## [SHORT TASK]
Copy out the complete listing, word for word.

Stored records
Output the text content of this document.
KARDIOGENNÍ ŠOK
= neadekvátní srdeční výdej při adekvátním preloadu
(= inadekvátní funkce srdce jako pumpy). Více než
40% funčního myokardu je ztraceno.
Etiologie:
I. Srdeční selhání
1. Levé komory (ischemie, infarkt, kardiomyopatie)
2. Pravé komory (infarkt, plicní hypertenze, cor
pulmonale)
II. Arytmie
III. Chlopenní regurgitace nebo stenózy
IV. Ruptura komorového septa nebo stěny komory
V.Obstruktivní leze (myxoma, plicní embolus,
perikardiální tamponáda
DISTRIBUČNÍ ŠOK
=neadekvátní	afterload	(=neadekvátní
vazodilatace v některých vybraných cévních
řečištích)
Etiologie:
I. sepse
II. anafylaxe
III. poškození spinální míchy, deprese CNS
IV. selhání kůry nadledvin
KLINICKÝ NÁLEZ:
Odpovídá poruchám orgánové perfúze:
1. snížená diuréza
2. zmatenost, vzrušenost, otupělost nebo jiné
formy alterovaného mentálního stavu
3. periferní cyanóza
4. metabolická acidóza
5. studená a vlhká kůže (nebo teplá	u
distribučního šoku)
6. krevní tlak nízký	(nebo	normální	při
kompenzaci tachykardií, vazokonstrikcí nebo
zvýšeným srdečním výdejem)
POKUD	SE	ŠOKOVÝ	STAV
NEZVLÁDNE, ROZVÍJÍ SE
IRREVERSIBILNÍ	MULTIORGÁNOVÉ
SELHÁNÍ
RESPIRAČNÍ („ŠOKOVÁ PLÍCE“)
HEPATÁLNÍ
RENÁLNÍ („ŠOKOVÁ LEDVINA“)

## [EXERCISE SOLUTION]
Output the text content of this document.
KARDIOGENNÍ ŠOK
= neadekvátní srdeční výdej při adekvátním preloadu
(= inadekvátní funkce srdce jako pumpy). Více než
40% funčního myokardu je ztraceno.
Etiologie:
I. Srdeční selhání
1. Levé komory (ischemie, infarkt, kardiomyopatie)
2. Pravé komory (infarkt, plicní hypertenze, cor
pulmonale)
II. Arytmie
III. Chlopenní regurgitace nebo stenózy
IV. Ruptura komorového septa nebo stěny komory
V.Obstruktivní leze (myxoma, plicní embolus,
perikardiální tamponáda
DISTRIBUČNÍ ŠOK
=neadekvátní	afterload	(=neadekvátní
vazodilatace v některých vybraných cévních
řečištích)
Etiologie:
I. sepse
II. anafylaxe
III. poškození spinální míchy, deprese CNS
IV. selhání kůry nadledvin
KLINICKÝ NÁLEZ:
Odpovídá poruchám orgánové perfúze:
1. snížená diuréza
2. zmatenost, vzrušenost, otupělost nebo jiné
formy alterovaného mentálního stavu
3. periferní cyanóza
4. metabolická acidóza
5. studená a vlhká kůže (nebo teplá	u
distribučního šoku)
6. krevní tlak nízký	(nebo	normální	při
kompenzaci tachykardií, vazokonstrikcí nebo
zvýšeným srdečním výdejem)
POKUD	SE	ŠOKOVÝ	STAV
NEZVLÁDNE, ROZVÍJÍ SE
IRREVERSIBILNÍ	MULTIORGÁNOVÉ
SELHÁNÍ
RESPIRAČNÍ („ŠOKOVÁ PLÍCE“)
HEPATÁLNÍ
RENÁLNÍ („ŠOKOVÁ LEDVINA“)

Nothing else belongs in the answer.